**Data extracted from a collection:**
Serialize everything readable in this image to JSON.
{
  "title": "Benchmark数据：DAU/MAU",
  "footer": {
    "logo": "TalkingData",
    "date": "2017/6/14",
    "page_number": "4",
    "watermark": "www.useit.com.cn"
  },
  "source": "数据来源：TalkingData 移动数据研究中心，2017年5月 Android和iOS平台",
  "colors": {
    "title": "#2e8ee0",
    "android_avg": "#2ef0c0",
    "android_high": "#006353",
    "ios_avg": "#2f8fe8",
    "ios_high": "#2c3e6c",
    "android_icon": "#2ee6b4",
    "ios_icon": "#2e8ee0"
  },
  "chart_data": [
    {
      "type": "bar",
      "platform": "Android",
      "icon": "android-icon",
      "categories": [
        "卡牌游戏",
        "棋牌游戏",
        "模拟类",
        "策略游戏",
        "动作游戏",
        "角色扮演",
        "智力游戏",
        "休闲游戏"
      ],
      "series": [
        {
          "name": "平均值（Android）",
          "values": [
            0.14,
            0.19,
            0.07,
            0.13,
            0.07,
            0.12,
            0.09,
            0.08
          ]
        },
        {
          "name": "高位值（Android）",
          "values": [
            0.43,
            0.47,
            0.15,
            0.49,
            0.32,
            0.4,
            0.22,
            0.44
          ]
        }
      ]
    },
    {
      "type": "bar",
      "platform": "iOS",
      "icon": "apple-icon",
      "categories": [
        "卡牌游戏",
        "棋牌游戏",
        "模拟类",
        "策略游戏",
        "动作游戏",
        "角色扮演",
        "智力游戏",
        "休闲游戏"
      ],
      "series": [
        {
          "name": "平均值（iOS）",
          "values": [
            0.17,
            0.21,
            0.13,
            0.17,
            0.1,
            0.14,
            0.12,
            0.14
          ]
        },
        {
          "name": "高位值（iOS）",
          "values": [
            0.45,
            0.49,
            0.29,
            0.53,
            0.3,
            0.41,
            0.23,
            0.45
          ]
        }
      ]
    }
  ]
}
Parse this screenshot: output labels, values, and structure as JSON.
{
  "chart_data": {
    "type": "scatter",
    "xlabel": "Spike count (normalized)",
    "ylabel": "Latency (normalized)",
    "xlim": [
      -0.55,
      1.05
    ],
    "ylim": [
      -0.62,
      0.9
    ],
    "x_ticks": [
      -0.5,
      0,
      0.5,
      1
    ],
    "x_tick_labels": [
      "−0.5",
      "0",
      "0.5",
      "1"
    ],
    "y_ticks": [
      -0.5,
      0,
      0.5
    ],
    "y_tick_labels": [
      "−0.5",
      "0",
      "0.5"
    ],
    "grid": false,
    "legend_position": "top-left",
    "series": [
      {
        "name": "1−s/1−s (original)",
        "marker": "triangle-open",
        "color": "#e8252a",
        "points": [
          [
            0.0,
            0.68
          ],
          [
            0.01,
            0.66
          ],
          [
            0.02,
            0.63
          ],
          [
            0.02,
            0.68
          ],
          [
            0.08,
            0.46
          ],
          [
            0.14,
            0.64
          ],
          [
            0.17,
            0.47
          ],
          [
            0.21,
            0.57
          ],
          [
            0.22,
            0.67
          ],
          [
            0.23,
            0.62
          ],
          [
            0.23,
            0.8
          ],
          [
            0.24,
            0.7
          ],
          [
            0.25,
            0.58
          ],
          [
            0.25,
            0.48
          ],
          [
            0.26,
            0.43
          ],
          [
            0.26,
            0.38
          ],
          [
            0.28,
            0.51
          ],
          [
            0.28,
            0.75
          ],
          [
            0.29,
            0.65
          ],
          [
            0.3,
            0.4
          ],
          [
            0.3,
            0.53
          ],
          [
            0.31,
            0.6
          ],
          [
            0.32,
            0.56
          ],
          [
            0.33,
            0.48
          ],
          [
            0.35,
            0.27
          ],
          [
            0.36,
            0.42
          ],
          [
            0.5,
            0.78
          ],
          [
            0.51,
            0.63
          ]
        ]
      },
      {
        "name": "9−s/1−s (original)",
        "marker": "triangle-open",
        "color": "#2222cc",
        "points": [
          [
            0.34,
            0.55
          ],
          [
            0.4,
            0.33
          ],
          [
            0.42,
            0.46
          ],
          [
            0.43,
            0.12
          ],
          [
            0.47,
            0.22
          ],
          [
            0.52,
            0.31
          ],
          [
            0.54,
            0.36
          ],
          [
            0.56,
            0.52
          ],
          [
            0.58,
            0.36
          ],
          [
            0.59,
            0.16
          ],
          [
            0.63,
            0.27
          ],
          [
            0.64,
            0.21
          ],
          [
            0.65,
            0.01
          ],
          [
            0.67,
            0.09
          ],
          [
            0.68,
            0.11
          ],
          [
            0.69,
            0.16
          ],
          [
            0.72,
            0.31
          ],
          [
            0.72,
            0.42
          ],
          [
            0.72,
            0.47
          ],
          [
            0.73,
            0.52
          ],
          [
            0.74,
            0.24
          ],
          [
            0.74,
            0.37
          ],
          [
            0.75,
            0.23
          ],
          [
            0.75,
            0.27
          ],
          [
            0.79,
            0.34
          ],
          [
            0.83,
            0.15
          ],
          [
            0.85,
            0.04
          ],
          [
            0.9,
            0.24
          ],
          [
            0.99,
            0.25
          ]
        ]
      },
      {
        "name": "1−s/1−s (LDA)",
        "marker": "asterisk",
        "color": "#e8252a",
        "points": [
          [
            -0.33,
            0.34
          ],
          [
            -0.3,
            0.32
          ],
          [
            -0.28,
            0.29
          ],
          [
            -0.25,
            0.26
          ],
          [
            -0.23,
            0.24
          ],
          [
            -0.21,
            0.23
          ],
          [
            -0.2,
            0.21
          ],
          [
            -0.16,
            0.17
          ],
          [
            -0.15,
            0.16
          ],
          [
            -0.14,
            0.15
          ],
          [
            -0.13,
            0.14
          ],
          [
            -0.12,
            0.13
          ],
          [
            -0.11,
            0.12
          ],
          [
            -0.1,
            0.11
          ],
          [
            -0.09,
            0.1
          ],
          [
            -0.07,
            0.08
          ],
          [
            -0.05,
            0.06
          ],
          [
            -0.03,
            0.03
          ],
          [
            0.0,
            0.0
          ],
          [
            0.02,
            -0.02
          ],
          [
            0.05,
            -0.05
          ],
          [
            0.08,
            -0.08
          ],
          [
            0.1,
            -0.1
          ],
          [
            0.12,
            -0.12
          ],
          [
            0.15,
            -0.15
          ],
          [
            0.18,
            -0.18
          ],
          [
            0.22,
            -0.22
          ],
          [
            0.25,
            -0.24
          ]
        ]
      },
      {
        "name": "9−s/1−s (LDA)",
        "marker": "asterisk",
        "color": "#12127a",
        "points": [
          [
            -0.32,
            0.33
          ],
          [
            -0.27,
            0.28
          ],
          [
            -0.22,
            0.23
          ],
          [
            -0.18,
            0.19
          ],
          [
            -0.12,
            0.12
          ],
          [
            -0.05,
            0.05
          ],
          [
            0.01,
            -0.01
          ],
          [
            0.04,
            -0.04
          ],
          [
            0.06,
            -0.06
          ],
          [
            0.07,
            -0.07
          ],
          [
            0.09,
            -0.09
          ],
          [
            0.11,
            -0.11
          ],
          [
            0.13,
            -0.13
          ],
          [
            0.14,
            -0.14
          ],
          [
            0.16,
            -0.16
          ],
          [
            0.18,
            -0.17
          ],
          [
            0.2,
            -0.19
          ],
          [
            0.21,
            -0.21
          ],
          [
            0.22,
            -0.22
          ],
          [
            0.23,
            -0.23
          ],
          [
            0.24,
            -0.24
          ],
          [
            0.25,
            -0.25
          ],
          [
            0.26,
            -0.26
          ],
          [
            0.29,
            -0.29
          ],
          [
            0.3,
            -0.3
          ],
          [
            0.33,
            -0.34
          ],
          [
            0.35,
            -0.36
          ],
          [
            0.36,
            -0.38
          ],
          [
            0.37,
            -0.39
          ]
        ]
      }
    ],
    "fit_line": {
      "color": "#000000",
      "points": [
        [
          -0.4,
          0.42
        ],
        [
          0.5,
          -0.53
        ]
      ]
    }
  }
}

**PROBLEM TO WORK ON:**
Report how many lines of the listing hold the word "original", with nothing but the number.

**RESULT FOR THIS EXERCISE:**
2